OBJECTIVE.
The listing beneath should be written out in full, exactly as shown.

A run of records
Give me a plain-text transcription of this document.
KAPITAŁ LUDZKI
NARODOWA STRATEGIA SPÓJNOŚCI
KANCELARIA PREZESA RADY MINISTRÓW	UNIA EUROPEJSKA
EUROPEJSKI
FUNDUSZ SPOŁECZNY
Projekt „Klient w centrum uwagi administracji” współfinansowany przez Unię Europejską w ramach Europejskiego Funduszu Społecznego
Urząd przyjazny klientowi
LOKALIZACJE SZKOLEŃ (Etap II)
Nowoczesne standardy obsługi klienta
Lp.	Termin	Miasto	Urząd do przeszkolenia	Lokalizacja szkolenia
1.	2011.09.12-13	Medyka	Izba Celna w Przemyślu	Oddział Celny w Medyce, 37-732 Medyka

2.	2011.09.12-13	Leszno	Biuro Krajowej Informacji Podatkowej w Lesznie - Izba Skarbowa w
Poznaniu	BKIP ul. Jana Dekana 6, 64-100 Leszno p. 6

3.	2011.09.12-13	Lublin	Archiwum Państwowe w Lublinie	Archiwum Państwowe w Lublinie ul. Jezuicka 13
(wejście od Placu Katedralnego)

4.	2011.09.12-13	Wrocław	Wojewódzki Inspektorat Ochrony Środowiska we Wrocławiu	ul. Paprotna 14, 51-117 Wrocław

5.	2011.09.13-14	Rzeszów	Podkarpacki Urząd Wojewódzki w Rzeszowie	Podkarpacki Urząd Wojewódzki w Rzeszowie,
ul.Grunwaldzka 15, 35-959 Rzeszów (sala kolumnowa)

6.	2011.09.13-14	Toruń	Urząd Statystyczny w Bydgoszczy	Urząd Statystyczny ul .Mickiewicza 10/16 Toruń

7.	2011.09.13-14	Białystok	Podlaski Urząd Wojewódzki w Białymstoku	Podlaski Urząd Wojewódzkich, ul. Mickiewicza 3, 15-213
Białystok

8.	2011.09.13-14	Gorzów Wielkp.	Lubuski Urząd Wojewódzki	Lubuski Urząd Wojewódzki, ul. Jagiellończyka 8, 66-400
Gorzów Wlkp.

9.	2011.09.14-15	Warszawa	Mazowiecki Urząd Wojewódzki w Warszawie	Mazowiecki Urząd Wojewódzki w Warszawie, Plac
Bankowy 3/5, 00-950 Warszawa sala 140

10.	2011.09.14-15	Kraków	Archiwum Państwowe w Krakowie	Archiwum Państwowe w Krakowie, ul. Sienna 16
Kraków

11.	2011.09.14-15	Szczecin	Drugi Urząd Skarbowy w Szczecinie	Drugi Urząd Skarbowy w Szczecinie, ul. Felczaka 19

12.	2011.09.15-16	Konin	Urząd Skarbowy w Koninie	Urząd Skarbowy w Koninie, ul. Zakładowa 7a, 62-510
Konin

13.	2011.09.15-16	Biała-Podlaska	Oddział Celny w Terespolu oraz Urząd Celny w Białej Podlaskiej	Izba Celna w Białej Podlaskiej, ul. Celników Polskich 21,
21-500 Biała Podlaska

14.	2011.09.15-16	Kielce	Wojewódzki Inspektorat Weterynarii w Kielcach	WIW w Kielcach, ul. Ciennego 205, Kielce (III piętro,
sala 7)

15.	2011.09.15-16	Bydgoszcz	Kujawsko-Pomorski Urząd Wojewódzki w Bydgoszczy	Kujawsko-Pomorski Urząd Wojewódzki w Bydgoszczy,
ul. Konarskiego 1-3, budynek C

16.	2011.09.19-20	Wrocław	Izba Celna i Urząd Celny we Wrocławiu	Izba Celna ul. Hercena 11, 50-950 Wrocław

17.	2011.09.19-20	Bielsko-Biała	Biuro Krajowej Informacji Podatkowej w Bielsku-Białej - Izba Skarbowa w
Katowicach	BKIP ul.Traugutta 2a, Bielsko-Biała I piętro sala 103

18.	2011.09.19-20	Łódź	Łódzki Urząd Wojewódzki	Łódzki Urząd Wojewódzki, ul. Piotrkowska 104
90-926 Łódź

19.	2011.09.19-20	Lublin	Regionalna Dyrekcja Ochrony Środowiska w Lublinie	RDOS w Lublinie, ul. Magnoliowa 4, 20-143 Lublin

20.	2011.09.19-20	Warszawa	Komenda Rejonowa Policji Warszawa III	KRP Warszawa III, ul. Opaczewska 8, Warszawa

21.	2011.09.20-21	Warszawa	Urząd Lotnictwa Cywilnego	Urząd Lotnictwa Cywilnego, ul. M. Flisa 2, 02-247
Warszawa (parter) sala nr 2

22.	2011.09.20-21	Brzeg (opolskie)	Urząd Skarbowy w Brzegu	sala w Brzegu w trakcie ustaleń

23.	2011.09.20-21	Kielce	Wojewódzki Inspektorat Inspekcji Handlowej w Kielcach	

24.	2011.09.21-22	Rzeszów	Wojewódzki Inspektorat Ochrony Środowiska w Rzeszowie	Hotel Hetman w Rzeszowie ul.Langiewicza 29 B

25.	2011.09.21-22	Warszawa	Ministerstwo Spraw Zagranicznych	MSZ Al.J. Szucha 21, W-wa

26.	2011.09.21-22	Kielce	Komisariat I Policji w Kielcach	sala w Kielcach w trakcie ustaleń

THE SOLUTION.
Give me a plain-text transcription of this document.
KAPITAŁ LUDZKI
NARODOWA STRATEGIA SPÓJNOŚCI
KANCELARIA PREZESA RADY MINISTRÓW	UNIA EUROPEJSKA
EUROPEJSKI
FUNDUSZ SPOŁECZNY
Projekt „Klient w centrum uwagi administracji” współfinansowany przez Unię Europejską w ramach Europejskiego Funduszu Społecznego
Urząd przyjazny klientowi
LOKALIZACJE SZKOLEŃ (Etap II)
Nowoczesne standardy obsługi klienta
Lp.	Termin	Miasto	Urząd do przeszkolenia	Lokalizacja szkolenia
1.	2011.09.12-13	Medyka	Izba Celna w Przemyślu	Oddział Celny w Medyce, 37-732 Medyka

2.	2011.09.12-13	Leszno	Biuro Krajowej Informacji Podatkowej w Lesznie - Izba Skarbowa w
Poznaniu	BKIP ul. Jana Dekana 6, 64-100 Leszno p. 6

3.	2011.09.12-13	Lublin	Archiwum Państwowe w Lublinie	Archiwum Państwowe w Lublinie ul. Jezuicka 13
(wejście od Placu Katedralnego)

4.	2011.09.12-13	Wrocław	Wojewódzki Inspektorat Ochrony Środowiska we Wrocławiu	ul. Paprotna 14, 51-117 Wrocław

5.	2011.09.13-14	Rzeszów	Podkarpacki Urząd Wojewódzki w Rzeszowie	Podkarpacki Urząd Wojewódzki w Rzeszowie,
ul.Grunwaldzka 15, 35-959 Rzeszów (sala kolumnowa)

6.	2011.09.13-14	Toruń	Urząd Statystyczny w Bydgoszczy	Urząd Statystyczny ul .Mickiewicza 10/16 Toruń

7.	2011.09.13-14	Białystok	Podlaski Urząd Wojewódzki w Białymstoku	Podlaski Urząd Wojewódzkich, ul. Mickiewicza 3, 15-213
Białystok

8.	2011.09.13-14	Gorzów Wielkp.	Lubuski Urząd Wojewódzki	Lubuski Urząd Wojewódzki, ul. Jagiellończyka 8, 66-400
Gorzów Wlkp.

9.	2011.09.14-15	Warszawa	Mazowiecki Urząd Wojewódzki w Warszawie	Mazowiecki Urząd Wojewódzki w Warszawie, Plac
Bankowy 3/5, 00-950 Warszawa sala 140

10.	2011.09.14-15	Kraków	Archiwum Państwowe w Krakowie	Archiwum Państwowe w Krakowie, ul. Sienna 16
Kraków

11.	2011.09.14-15	Szczecin	Drugi Urząd Skarbowy w Szczecinie	Drugi Urząd Skarbowy w Szczecinie, ul. Felczaka 19

12.	2011.09.15-16	Konin	Urząd Skarbowy w Koninie	Urząd Skarbowy w Koninie, ul. Zakładowa 7a, 62-510
Konin

13.	2011.09.15-16	Biała-Podlaska	Oddział Celny w Terespolu oraz Urząd Celny w Białej Podlaskiej	Izba Celna w Białej Podlaskiej, ul. Celników Polskich 21,
21-500 Biała Podlaska

14.	2011.09.15-16	Kielce	Wojewódzki Inspektorat Weterynarii w Kielcach	WIW w Kielcach, ul. Ciennego 205, Kielce (III piętro,
sala 7)

15.	2011.09.15-16	Bydgoszcz	Kujawsko-Pomorski Urząd Wojewódzki w Bydgoszczy	Kujawsko-Pomorski Urząd Wojewódzki w Bydgoszczy,
ul. Konarskiego 1-3, budynek C

16.	2011.09.19-20	Wrocław	Izba Celna i Urząd Celny we Wrocławiu	Izba Celna ul. Hercena 11, 50-950 Wrocław

17.	2011.09.19-20	Bielsko-Biała	Biuro Krajowej Informacji Podatkowej w Bielsku-Białej - Izba Skarbowa w
Katowicach	BKIP ul.Traugutta 2a, Bielsko-Biała I piętro sala 103

18.	2011.09.19-20	Łódź	Łódzki Urząd Wojewódzki	Łódzki Urząd Wojewódzki, ul. Piotrkowska 104
90-926 Łódź

19.	2011.09.19-20	Lublin	Regionalna Dyrekcja Ochrony Środowiska w Lublinie	RDOS w Lublinie, ul. Magnoliowa 4, 20-143 Lublin

20.	2011.09.19-20	Warszawa	Komenda Rejonowa Policji Warszawa III	KRP Warszawa III, ul. Opaczewska 8, Warszawa

21.	2011.09.20-21	Warszawa	Urząd Lotnictwa Cywilnego	Urząd Lotnictwa Cywilnego, ul. M. Flisa 2, 02-247
Warszawa (parter) sala nr 2

22.	2011.09.20-21	Brzeg (opolskie)	Urząd Skarbowy w Brzegu	sala w Brzegu w trakcie ustaleń

23.	2011.09.20-21	Kielce	Wojewódzki Inspektorat Inspekcji Handlowej w Kielcach	

24.	2011.09.21-22	Rzeszów	Wojewódzki Inspektorat Ochrony Środowiska w Rzeszowie	Hotel Hetman w Rzeszowie ul.Langiewicza 29 B

25.	2011.09.21-22	Warszawa	Ministerstwo Spraw Zagranicznych	MSZ Al.J. Szucha 21, W-wa

26.	2011.09.21-22	Kielce	Komisariat I Policji w Kielcach	sala w Kielcach w trakcie ustaleń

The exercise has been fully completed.